# Stored entries
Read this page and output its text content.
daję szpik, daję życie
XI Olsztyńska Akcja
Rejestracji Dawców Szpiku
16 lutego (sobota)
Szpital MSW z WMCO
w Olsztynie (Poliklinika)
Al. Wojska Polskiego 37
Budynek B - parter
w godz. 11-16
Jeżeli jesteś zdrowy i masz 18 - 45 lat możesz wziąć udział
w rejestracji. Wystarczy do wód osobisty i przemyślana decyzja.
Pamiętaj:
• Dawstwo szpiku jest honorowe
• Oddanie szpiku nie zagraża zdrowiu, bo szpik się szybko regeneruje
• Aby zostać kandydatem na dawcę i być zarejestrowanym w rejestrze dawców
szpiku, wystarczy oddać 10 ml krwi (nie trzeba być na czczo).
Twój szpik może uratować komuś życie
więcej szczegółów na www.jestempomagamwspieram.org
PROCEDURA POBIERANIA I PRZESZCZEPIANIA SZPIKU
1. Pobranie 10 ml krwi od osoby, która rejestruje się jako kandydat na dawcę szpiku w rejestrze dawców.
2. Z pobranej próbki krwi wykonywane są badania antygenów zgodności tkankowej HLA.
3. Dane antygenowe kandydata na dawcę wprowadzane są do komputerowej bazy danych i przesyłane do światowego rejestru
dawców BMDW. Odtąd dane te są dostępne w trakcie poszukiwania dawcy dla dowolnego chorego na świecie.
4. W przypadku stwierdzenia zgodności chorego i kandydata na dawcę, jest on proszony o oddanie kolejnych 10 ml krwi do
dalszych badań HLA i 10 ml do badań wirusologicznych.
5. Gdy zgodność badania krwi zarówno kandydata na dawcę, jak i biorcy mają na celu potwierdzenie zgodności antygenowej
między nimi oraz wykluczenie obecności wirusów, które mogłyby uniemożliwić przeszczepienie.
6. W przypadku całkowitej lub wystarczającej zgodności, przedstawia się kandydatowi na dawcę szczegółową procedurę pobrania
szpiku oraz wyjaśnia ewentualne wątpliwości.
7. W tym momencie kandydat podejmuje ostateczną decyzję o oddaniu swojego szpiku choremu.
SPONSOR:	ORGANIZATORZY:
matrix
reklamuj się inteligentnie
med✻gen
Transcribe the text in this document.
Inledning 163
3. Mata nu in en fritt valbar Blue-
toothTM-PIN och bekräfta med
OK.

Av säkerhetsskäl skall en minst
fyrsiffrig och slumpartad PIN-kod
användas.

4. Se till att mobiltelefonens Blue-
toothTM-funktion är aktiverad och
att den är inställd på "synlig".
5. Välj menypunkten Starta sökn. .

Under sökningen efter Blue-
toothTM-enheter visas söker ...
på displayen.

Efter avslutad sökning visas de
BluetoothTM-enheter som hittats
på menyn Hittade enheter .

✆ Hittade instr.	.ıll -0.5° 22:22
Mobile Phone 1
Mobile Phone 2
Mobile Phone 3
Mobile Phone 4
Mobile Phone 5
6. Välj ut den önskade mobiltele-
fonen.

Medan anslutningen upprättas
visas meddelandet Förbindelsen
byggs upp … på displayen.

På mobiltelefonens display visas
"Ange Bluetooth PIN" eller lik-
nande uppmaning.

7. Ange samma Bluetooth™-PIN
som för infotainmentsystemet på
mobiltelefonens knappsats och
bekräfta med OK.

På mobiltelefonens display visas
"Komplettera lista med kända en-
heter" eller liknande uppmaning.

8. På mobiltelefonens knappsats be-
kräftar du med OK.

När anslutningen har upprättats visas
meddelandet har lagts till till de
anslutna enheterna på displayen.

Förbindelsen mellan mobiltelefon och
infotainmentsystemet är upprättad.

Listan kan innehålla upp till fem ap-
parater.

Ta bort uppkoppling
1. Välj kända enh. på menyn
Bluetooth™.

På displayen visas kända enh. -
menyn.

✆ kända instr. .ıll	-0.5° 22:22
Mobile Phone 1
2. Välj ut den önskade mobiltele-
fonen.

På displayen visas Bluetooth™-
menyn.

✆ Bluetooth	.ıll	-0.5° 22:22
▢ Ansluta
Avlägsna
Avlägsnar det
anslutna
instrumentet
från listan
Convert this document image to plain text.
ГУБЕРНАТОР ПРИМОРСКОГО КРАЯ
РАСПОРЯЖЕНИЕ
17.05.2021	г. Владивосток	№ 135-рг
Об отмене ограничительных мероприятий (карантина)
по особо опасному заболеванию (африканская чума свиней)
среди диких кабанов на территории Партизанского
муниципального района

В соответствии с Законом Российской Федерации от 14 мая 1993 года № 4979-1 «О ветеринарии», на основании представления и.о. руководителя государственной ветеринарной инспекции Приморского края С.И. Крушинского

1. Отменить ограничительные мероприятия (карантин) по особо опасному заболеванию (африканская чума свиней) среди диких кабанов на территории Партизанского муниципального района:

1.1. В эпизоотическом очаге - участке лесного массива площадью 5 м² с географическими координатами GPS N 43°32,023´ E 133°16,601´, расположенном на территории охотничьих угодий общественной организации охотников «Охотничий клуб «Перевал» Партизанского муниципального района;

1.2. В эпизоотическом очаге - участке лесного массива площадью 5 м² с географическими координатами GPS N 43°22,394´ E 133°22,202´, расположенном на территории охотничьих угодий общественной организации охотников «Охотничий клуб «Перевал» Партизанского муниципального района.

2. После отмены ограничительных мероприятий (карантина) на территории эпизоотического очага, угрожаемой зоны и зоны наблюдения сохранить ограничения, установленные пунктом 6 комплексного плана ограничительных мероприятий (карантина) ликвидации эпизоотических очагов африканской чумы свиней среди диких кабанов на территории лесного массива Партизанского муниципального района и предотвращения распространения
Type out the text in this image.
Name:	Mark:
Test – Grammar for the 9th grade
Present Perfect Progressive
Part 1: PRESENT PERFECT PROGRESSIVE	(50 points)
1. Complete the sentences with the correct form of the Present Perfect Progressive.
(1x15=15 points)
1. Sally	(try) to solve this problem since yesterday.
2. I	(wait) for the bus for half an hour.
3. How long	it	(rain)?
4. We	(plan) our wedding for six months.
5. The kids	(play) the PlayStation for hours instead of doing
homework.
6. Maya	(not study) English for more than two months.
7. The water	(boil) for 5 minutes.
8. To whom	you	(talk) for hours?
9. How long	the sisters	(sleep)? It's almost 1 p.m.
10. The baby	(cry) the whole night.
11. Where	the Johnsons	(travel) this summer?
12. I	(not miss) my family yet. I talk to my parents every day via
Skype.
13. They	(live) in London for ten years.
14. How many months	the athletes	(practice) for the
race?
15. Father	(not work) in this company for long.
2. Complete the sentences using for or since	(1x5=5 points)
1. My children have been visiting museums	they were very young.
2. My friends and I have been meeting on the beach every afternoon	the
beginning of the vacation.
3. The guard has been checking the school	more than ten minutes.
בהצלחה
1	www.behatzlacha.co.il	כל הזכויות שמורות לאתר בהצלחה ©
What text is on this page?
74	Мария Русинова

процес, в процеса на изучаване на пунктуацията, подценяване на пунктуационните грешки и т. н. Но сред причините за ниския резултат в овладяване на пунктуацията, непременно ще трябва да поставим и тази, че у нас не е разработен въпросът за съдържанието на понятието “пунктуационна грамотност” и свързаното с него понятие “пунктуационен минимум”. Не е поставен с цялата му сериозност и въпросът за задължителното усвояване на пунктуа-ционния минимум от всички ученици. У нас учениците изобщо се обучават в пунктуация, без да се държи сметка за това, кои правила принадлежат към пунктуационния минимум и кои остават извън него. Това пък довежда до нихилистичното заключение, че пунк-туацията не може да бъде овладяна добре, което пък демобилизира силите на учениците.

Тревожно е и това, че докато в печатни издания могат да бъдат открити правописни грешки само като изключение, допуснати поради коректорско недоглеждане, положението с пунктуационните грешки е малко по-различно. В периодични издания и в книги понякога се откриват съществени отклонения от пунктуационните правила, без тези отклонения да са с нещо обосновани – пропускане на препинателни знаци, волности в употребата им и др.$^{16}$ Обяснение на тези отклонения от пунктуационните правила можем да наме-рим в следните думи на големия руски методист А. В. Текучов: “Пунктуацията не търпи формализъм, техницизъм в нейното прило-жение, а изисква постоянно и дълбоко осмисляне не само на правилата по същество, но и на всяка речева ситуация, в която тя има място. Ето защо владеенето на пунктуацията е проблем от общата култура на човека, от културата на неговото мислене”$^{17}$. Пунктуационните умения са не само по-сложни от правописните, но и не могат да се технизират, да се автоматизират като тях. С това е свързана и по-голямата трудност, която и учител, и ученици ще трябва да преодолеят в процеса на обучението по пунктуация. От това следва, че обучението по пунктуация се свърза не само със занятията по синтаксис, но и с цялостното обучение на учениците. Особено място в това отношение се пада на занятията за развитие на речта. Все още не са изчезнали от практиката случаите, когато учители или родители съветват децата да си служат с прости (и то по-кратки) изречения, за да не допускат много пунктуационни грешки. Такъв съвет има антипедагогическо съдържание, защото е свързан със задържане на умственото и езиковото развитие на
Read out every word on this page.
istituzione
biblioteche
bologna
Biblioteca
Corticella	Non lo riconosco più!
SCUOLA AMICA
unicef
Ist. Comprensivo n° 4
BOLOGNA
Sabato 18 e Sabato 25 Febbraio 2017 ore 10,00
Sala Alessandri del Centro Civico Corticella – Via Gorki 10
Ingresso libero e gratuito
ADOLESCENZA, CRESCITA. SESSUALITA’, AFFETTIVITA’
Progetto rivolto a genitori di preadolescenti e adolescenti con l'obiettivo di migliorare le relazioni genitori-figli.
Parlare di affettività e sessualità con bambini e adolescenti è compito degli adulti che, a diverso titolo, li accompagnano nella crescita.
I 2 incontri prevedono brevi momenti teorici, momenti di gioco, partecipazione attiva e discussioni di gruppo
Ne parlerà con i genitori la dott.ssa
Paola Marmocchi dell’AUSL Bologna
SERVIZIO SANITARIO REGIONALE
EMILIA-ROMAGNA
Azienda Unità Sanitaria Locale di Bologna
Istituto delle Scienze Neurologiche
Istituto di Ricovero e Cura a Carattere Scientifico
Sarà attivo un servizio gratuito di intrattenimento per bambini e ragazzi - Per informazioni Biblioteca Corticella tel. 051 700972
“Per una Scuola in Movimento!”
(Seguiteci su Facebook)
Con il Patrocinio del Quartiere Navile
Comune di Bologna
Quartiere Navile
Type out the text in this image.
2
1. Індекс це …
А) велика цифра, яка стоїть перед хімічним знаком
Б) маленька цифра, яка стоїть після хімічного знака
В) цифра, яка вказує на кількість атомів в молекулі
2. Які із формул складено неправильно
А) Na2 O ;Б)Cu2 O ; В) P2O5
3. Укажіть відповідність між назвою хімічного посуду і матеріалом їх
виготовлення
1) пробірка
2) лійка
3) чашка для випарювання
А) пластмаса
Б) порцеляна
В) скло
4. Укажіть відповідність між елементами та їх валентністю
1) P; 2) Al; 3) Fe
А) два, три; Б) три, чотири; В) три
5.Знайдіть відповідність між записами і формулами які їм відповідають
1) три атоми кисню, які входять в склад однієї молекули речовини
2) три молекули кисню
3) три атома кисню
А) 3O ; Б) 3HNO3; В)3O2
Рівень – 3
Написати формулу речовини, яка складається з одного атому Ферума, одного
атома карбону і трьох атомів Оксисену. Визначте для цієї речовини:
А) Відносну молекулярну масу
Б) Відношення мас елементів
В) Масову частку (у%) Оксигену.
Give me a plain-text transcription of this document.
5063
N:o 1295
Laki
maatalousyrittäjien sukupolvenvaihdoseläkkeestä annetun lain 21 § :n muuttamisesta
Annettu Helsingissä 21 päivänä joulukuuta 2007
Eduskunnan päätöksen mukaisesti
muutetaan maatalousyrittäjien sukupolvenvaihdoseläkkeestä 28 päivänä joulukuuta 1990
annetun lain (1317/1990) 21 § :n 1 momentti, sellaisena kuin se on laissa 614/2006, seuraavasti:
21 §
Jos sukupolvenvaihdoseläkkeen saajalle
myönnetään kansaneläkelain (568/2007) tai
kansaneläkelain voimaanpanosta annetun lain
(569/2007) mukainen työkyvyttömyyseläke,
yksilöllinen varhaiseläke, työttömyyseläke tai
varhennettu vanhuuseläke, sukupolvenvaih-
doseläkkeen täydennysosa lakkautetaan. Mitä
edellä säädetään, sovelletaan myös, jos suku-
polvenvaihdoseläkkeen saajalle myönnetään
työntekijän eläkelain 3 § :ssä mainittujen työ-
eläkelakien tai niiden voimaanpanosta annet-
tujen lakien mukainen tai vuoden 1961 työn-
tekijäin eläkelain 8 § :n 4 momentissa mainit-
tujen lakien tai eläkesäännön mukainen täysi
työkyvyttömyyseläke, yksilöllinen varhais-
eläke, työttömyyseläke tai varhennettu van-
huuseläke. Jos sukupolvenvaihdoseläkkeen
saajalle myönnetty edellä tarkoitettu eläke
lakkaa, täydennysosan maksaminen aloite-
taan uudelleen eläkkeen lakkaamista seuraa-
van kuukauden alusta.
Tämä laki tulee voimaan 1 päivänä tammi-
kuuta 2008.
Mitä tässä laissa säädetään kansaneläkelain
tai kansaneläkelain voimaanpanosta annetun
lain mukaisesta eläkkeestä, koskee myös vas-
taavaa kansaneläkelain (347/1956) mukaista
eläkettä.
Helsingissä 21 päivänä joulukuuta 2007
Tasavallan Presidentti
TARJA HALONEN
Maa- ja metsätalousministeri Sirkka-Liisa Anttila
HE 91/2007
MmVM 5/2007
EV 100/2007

# EXERCISE TASK
Where a line of the data holds "общественной", show that line.

# RESPONSE FOR THIS EXERCISE
1.1. В эпизоотическом очаге - участке лесного массива площадью 5 м² с географическими координатами GPS N 43°32,023´ E 133°16,601´, расположенном на территории охотничьих угодий общественной организации охотников «Охотничий клуб «Перевал» Партизанского муниципального района;
1.2. В эпизоотическом очаге - участке лесного массива площадью 5 м² с географическими координатами GPS N 43°22,394´ E 133°22,202´, расположенном на территории охотничьих угодий общественной организации охотников «Охотничий клуб «Перевал» Партизанского муниципального района.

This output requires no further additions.